====== RECORDS SHOWN ======

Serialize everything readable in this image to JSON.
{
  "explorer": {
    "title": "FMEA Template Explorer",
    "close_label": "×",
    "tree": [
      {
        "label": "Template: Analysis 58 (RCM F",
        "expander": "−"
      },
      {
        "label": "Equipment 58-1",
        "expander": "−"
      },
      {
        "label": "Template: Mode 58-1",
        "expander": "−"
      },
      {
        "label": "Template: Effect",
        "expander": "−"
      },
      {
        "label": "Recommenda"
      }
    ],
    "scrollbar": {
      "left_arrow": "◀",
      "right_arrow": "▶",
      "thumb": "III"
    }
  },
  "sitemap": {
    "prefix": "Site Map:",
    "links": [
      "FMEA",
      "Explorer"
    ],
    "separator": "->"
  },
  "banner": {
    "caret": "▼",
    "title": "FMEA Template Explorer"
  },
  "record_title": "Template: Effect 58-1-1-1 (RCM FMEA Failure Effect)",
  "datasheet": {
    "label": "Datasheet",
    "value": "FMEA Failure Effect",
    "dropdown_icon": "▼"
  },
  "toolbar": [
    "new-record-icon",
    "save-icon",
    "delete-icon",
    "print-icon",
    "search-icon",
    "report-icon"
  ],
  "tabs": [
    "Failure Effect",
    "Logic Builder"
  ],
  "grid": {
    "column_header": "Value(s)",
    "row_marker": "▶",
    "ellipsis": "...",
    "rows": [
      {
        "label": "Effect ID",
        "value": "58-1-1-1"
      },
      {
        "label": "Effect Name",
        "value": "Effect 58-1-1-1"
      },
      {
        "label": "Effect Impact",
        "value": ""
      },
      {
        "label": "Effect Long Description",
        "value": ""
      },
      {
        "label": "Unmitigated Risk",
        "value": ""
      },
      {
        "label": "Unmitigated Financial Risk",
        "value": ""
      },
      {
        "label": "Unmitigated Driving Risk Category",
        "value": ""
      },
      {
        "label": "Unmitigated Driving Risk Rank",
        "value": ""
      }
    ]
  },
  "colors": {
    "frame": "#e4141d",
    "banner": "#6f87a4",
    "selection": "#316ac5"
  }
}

======

GIVEN REQUEST:
From the records above, extract each line exactly as shown.

COMPLETED EXERCISE:
Serialize everything readable in this image to JSON.
{
  "explorer": {
    "title": "FMEA Template Explorer",
    "close_label": "×",
    "tree": [
      {
        "label": "Template: Analysis 58 (RCM F",
        "expander": "−"
      },
      {
        "label": "Equipment 58-1",
        "expander": "−"
      },
      {
        "label": "Template: Mode 58-1",
        "expander": "−"
      },
      {
        "label": "Template: Effect",
        "expander": "−"
      },
      {
        "label": "Recommenda"
      }
    ],
    "scrollbar": {
      "left_arrow": "◀",
      "right_arrow": "▶",
      "thumb": "III"
    }
  },
  "sitemap": {
    "prefix": "Site Map:",
    "links": [
      "FMEA",
      "Explorer"
    ],
    "separator": "->"
  },
  "banner": {
    "caret": "▼",
    "title": "FMEA Template Explorer"
  },
  "record_title": "Template: Effect 58-1-1-1 (RCM FMEA Failure Effect)",
  "datasheet": {
    "label": "Datasheet",
    "value": "FMEA Failure Effect",
    "dropdown_icon": "▼"
  },
  "toolbar": [
    "new-record-icon",
    "save-icon",
    "delete-icon",
    "print-icon",
    "search-icon",
    "report-icon"
  ],
  "tabs": [
    "Failure Effect",
    "Logic Builder"
  ],
  "grid": {
    "column_header": "Value(s)",
    "row_marker": "▶",
    "ellipsis": "...",
    "rows": [
      {
        "label": "Effect ID",
        "value": "58-1-1-1"
      },
      {
        "label": "Effect Name",
        "value": "Effect 58-1-1-1"
      },
      {
        "label": "Effect Impact",
        "value": ""
      },
      {
        "label": "Effect Long Description",
        "value": ""
      },
      {
        "label": "Unmitigated Risk",
        "value": ""
      },
      {
        "label": "Unmitigated Financial Risk",
        "value": ""
      },
      {
        "label": "Unmitigated Driving Risk Category",
        "value": ""
      },
      {
        "label": "Unmitigated Driving Risk Rank",
        "value": ""
      }
    ]
  },
  "colors": {
    "frame": "#e4141d",
    "banner": "#6f87a4",
    "selection": "#316ac5"
  }
}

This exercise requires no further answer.